## [Excerpts from a figure dataset]

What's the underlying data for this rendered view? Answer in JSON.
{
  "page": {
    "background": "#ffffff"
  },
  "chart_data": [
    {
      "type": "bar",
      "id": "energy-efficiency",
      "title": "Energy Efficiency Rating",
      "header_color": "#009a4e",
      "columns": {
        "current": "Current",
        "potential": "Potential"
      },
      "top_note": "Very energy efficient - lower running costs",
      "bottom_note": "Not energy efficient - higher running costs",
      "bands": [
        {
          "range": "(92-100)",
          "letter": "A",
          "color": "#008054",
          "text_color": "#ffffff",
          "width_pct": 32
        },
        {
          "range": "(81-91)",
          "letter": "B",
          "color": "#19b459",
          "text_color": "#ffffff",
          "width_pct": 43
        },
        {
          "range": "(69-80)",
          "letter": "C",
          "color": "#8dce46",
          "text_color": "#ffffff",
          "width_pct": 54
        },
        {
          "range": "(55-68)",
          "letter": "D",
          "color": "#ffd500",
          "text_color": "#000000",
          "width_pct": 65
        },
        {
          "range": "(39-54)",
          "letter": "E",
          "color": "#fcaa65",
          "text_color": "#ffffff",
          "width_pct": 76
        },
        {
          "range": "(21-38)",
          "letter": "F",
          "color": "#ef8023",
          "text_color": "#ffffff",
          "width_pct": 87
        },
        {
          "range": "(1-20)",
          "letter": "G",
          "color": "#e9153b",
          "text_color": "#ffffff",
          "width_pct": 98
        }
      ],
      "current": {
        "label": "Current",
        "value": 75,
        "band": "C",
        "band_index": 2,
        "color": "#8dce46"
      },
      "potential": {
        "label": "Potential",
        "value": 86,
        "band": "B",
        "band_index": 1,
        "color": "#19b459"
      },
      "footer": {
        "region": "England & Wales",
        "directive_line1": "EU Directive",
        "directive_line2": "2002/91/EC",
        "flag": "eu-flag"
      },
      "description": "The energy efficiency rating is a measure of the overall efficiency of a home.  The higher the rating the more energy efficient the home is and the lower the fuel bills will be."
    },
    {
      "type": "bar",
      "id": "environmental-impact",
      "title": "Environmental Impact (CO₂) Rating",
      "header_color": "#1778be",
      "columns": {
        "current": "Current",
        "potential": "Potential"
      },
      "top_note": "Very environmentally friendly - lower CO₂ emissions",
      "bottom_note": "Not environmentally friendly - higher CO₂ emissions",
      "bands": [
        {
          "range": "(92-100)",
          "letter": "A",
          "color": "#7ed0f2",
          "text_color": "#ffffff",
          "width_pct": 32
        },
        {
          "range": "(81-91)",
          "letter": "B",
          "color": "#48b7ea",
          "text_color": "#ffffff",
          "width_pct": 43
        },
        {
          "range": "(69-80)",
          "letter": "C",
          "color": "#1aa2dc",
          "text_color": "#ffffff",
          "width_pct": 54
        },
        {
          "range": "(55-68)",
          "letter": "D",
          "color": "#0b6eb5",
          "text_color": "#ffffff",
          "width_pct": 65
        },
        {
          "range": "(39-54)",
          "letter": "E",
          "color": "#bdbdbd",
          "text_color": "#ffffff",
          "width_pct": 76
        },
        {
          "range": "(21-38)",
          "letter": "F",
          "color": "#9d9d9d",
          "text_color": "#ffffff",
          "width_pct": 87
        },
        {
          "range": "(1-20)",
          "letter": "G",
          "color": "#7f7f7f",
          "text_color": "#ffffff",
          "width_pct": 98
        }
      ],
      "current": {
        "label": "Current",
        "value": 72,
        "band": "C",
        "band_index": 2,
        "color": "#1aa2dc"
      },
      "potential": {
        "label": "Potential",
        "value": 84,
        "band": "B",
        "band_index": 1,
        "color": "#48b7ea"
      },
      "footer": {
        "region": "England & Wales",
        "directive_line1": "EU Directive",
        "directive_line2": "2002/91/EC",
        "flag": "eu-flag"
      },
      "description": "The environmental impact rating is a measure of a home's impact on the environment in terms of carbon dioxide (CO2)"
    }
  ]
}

## [Exercise prompt]
All of the data needs to be printed once more, exactly.

## [Written solution]
What's the underlying data for this rendered view? Answer in JSON.
{
  "page": {
    "background": "#ffffff"
  },
  "chart_data": [
    {
      "type": "bar",
      "id": "energy-efficiency",
      "title": "Energy Efficiency Rating",
      "header_color": "#009a4e",
      "columns": {
        "current": "Current",
        "potential": "Potential"
      },
      "top_note": "Very energy efficient - lower running costs",
      "bottom_note": "Not energy efficient - higher running costs",
      "bands": [
        {
          "range": "(92-100)",
          "letter": "A",
          "color": "#008054",
          "text_color": "#ffffff",
          "width_pct": 32
        },
        {
          "range": "(81-91)",
          "letter": "B",
          "color": "#19b459",
          "text_color": "#ffffff",
          "width_pct": 43
        },
        {
          "range": "(69-80)",
          "letter": "C",
          "color": "#8dce46",
          "text_color": "#ffffff",
          "width_pct": 54
        },
        {
          "range": "(55-68)",
          "letter": "D",
          "color": "#ffd500",
          "text_color": "#000000",
          "width_pct": 65
        },
        {
          "range": "(39-54)",
          "letter": "E",
          "color": "#fcaa65",
          "text_color": "#ffffff",
          "width_pct": 76
        },
        {
          "range": "(21-38)",
          "letter": "F",
          "color": "#ef8023",
          "text_color": "#ffffff",
          "width_pct": 87
        },
        {
          "range": "(1-20)",
          "letter": "G",
          "color": "#e9153b",
          "text_color": "#ffffff",
          "width_pct": 98
        }
      ],
      "current": {
        "label": "Current",
        "value": 75,
        "band": "C",
        "band_index": 2,
        "color": "#8dce46"
      },
      "potential": {
        "label": "Potential",
        "value": 86,
        "band": "B",
        "band_index": 1,
        "color": "#19b459"
      },
      "footer": {
        "region": "England & Wales",
        "directive_line1": "EU Directive",
        "directive_line2": "2002/91/EC",
        "flag": "eu-flag"
      },
      "description": "The energy efficiency rating is a measure of the overall efficiency of a home.  The higher the rating the more energy efficient the home is and the lower the fuel bills will be."
    },
    {
      "type": "bar",
      "id": "environmental-impact",
      "title": "Environmental Impact (CO₂) Rating",
      "header_color": "#1778be",
      "columns": {
        "current": "Current",
        "potential": "Potential"
      },
      "top_note": "Very environmentally friendly - lower CO₂ emissions",
      "bottom_note": "Not environmentally friendly - higher CO₂ emissions",
      "bands": [
        {
          "range": "(92-100)",
          "letter": "A",
          "color": "#7ed0f2",
          "text_color": "#ffffff",
          "width_pct": 32
        },
        {
          "range": "(81-91)",
          "letter": "B",
          "color": "#48b7ea",
          "text_color": "#ffffff",
          "width_pct": 43
        },
        {
          "range": "(69-80)",
          "letter": "C",
          "color": "#1aa2dc",
          "text_color": "#ffffff",
          "width_pct": 54
        },
        {
          "range": "(55-68)",
          "letter": "D",
          "color": "#0b6eb5",
          "text_color": "#ffffff",
          "width_pct": 65
        },
        {
          "range": "(39-54)",
          "letter": "E",
          "color": "#bdbdbd",
          "text_color": "#ffffff",
          "width_pct": 76
        },
        {
          "range": "(21-38)",
          "letter": "F",
          "color": "#9d9d9d",
          "text_color": "#ffffff",
          "width_pct": 87
        },
        {
          "range": "(1-20)",
          "letter": "G",
          "color": "#7f7f7f",
          "text_color": "#ffffff",
          "width_pct": 98
        }
      ],
      "current": {
        "label": "Current",
        "value": 72,
        "band": "C",
        "band_index": 2,
        "color": "#1aa2dc"
      },
      "potential": {
        "label": "Potential",
        "value": 84,
        "band": "B",
        "band_index": 1,
        "color": "#48b7ea"
      },
      "footer": {
        "region": "England & Wales",
        "directive_line1": "EU Directive",
        "directive_line2": "2002/91/EC",
        "flag": "eu-flag"
      },
      "description": "The environmental impact rating is a measure of a home's impact on the environment in terms of carbon dioxide (CO2)"
    }
  ]
}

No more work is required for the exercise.